[ENTRIES SUPPLIED]:
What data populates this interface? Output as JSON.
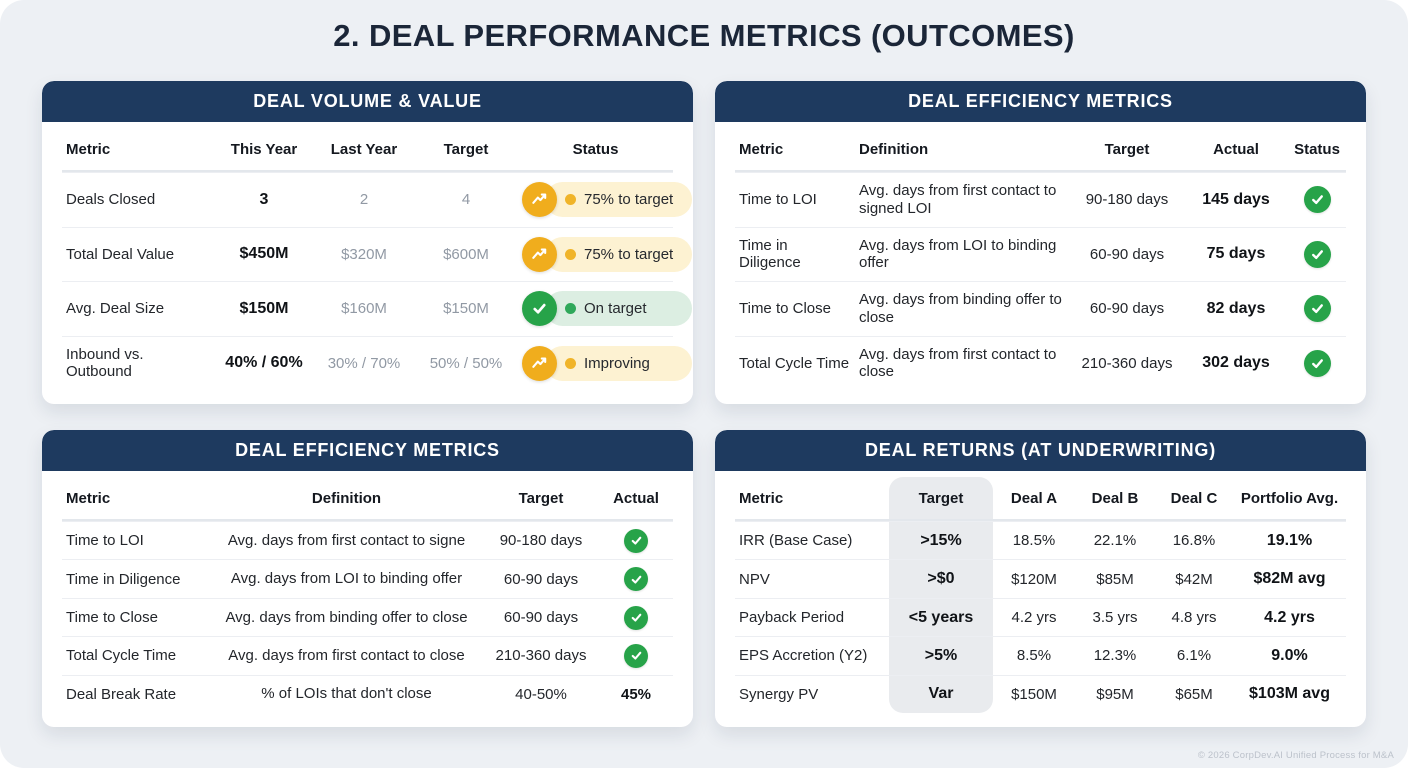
{
  "page": {
    "title": "2. DEAL PERFORMANCE METRICS (OUTCOMES)",
    "footer": "© 2026 CorpDev.AI Unified Process for M&A"
  },
  "colors": {
    "card_header_navy": "#1e3a5f",
    "title_navy": "#1b2638",
    "amber_icon": "#f0ad1d",
    "amber_pill_bg": "#fdf2d2",
    "green_icon": "#27a349",
    "green_pill_bg": "#dceee2",
    "muted_text": "#9199a4",
    "target_column_bg": "#e9ebee",
    "canvas_bg": "#edf0f4"
  },
  "cards": [
    {
      "title": "DEAL VOLUME & VALUE",
      "columns": [
        "Metric",
        "This Year",
        "Last Year",
        "Target",
        "Status"
      ],
      "rows": [
        [
          "Deals Closed",
          "3",
          "2",
          "4",
          {
            "badge": {
              "icon": "trend-up",
              "tone": "amber",
              "label": "75% to target"
            }
          }
        ],
        [
          "Total Deal Value",
          "$450M",
          "$320M",
          "$600M",
          {
            "badge": {
              "icon": "trend-up",
              "tone": "amber",
              "label": "75% to target"
            }
          }
        ],
        [
          "Avg. Deal Size",
          "$150M",
          "$160M",
          "$150M",
          {
            "badge": {
              "icon": "check",
              "tone": "green",
              "label": "On target"
            }
          }
        ],
        [
          "Inbound vs. Outbound",
          "40% / 60%",
          "30% / 70%",
          "50% / 50%",
          {
            "badge": {
              "icon": "trend-up",
              "tone": "amber",
              "label": "Improving"
            }
          }
        ]
      ]
    },
    {
      "title": "DEAL EFFICIENCY METRICS",
      "columns": [
        "Metric",
        "Definition",
        "Target",
        "Actual",
        "Status"
      ],
      "rows": [
        [
          "Time to LOI",
          "Avg. days from first contact to signed LOI",
          "90-180 days",
          "145 days",
          {
            "icon": "check"
          }
        ],
        [
          "Time in Diligence",
          "Avg. days from LOI to binding offer",
          "60-90 days",
          "75 days",
          {
            "icon": "check"
          }
        ],
        [
          "Time to Close",
          "Avg. days from binding offer to close",
          "60-90 days",
          "82 days",
          {
            "icon": "check"
          }
        ],
        [
          "Total Cycle Time",
          "Avg. days from first contact to close",
          "210-360 days",
          "302 days",
          {
            "icon": "check"
          }
        ]
      ]
    },
    {
      "title": "DEAL EFFICIENCY METRICS",
      "columns": [
        "Metric",
        "Definition",
        "Target",
        "Actual"
      ],
      "rows": [
        [
          "Time to LOI",
          "Avg. days from first contact to signe",
          "90-180 days",
          {
            "icon": "check"
          }
        ],
        [
          "Time in Diligence",
          "Avg. days from LOI to binding offer",
          "60-90 days",
          {
            "icon": "check"
          }
        ],
        [
          "Time to Close",
          "Avg. days from binding offer to close",
          "60-90 days",
          {
            "icon": "check"
          }
        ],
        [
          "Total Cycle Time",
          "Avg. days from first contact to close",
          "210-360 days",
          {
            "icon": "check"
          }
        ],
        [
          "Deal Break Rate",
          "% of LOIs that don't close",
          "40-50%",
          "45%"
        ]
      ]
    },
    {
      "title": "DEAL RETURNS (AT UNDERWRITING)",
      "columns": [
        "Metric",
        "Target",
        "Deal A",
        "Deal B",
        "Deal C",
        "Portfolio Avg."
      ],
      "rows": [
        [
          "IRR (Base Case)",
          ">15%",
          "18.5%",
          "22.1%",
          "16.8%",
          "19.1%"
        ],
        [
          "NPV",
          ">$0",
          "$120M",
          "$85M",
          "$42M",
          "$82M avg"
        ],
        [
          "Payback Period",
          "<5 years",
          "4.2 yrs",
          "3.5 yrs",
          "4.8 yrs",
          "4.2 yrs"
        ],
        [
          "EPS Accretion (Y2)",
          ">5%",
          "8.5%",
          "12.3%",
          "6.1%",
          "9.0%"
        ],
        [
          "Synergy PV",
          "Var",
          "$150M",
          "$95M",
          "$65M",
          "$103M avg"
        ]
      ]
    }
  ]
}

[WRITTEN PROBLEM]: Take the records above and transcribe them exactly, dropping every picture.

[EXERCISE ANSWER]:
What data populates this interface? Output as JSON.
{
  "page": {
    "title": "2. DEAL PERFORMANCE METRICS (OUTCOMES)",
    "footer": "© 2026 CorpDev.AI Unified Process for M&A"
  },
  "colors": {
    "card_header_navy": "#1e3a5f",
    "title_navy": "#1b2638",
    "amber_icon": "#f0ad1d",
    "amber_pill_bg": "#fdf2d2",
    "green_icon": "#27a349",
    "green_pill_bg": "#dceee2",
    "muted_text": "#9199a4",
    "target_column_bg": "#e9ebee",
    "canvas_bg": "#edf0f4"
  },
  "cards": [
    {
      "title": "DEAL VOLUME & VALUE",
      "columns": [
        "Metric",
        "This Year",
        "Last Year",
        "Target",
        "Status"
      ],
      "rows": [
        [
          "Deals Closed",
          "3",
          "2",
          "4",
          {
            "badge": {
              "icon": "trend-up",
              "tone": "amber",
              "label": "75% to target"
            }
          }
        ],
        [
          "Total Deal Value",
          "$450M",
          "$320M",
          "$600M",
          {
            "badge": {
              "icon": "trend-up",
              "tone": "amber",
              "label": "75% to target"
            }
          }
        ],
        [
          "Avg. Deal Size",
          "$150M",
          "$160M",
          "$150M",
          {
            "badge": {
              "icon": "check",
              "tone": "green",
              "label": "On target"
            }
          }
        ],
        [
          "Inbound vs. Outbound",
          "40% / 60%",
          "30% / 70%",
          "50% / 50%",
          {
            "badge": {
              "icon": "trend-up",
              "tone": "amber",
              "label": "Improving"
            }
          }
        ]
      ]
    },
    {
      "title": "DEAL EFFICIENCY METRICS",
      "columns": [
        "Metric",
        "Definition",
        "Target",
        "Actual",
        "Status"
      ],
      "rows": [
        [
          "Time to LOI",
          "Avg. days from first contact to signed LOI",
          "90-180 days",
          "145 days",
          {
            "icon": "check"
          }
        ],
        [
          "Time in Diligence",
          "Avg. days from LOI to binding offer",
          "60-90 days",
          "75 days",
          {
            "icon": "check"
          }
        ],
        [
          "Time to Close",
          "Avg. days from binding offer to close",
          "60-90 days",
          "82 days",
          {
            "icon": "check"
          }
        ],
        [
          "Total Cycle Time",
          "Avg. days from first contact to close",
          "210-360 days",
          "302 days",
          {
            "icon": "check"
          }
        ]
      ]
    },
    {
      "title": "DEAL EFFICIENCY METRICS",
      "columns": [
        "Metric",
        "Definition",
        "Target",
        "Actual"
      ],
      "rows": [
        [
          "Time to LOI",
          "Avg. days from first contact to signe",
          "90-180 days",
          {
            "icon": "check"
          }
        ],
        [
          "Time in Diligence",
          "Avg. days from LOI to binding offer",
          "60-90 days",
          {
            "icon": "check"
          }
        ],
        [
          "Time to Close",
          "Avg. days from binding offer to close",
          "60-90 days",
          {
            "icon": "check"
          }
        ],
        [
          "Total Cycle Time",
          "Avg. days from first contact to close",
          "210-360 days",
          {
            "icon": "check"
          }
        ],
        [
          "Deal Break Rate",
          "% of LOIs that don't close",
          "40-50%",
          "45%"
        ]
      ]
    },
    {
      "title": "DEAL RETURNS (AT UNDERWRITING)",
      "columns": [
        "Metric",
        "Target",
        "Deal A",
        "Deal B",
        "Deal C",
        "Portfolio Avg."
      ],
      "rows": [
        [
          "IRR (Base Case)",
          ">15%",
          "18.5%",
          "22.1%",
          "16.8%",
          "19.1%"
        ],
        [
          "NPV",
          ">$0",
          "$120M",
          "$85M",
          "$42M",
          "$82M avg"
        ],
        [
          "Payback Period",
          "<5 years",
          "4.2 yrs",
          "3.5 yrs",
          "4.8 yrs",
          "4.2 yrs"
        ],
        [
          "EPS Accretion (Y2)",
          ">5%",
          "8.5%",
          "12.3%",
          "6.1%",
          "9.0%"
        ],
        [
          "Synergy PV",
          "Var",
          "$150M",
          "$95M",
          "$65M",
          "$103M avg"
        ]
      ]
    }
  ]
}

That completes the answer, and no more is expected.